__Problem statement__. Retype all of the data. Every line must match exactly.

__Records provided__.
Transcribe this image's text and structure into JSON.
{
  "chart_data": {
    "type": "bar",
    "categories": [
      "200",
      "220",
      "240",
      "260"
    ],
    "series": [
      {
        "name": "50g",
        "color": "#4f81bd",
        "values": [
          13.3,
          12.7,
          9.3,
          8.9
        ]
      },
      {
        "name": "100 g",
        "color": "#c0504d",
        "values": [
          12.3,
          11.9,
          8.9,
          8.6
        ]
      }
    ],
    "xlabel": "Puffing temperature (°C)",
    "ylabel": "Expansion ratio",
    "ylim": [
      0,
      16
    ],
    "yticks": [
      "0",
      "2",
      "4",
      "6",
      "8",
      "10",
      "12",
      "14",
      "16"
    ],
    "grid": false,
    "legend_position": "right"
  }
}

__The result__.
Transcribe this image's text and structure into JSON.
{
  "chart_data": {
    "type": "bar",
    "categories": [
      "200",
      "220",
      "240",
      "260"
    ],
    "series": [
      {
        "name": "50g",
        "color": "#4f81bd",
        "values": [
          13.3,
          12.7,
          9.3,
          8.9
        ]
      },
      {
        "name": "100 g",
        "color": "#c0504d",
        "values": [
          12.3,
          11.9,
          8.9,
          8.6
        ]
      }
    ],
    "xlabel": "Puffing temperature (°C)",
    "ylabel": "Expansion ratio",
    "ylim": [
      0,
      16
    ],
    "yticks": [
      "0",
      "2",
      "4",
      "6",
      "8",
      "10",
      "12",
      "14",
      "16"
    ],
    "grid": false,
    "legend_position": "right"
  }
}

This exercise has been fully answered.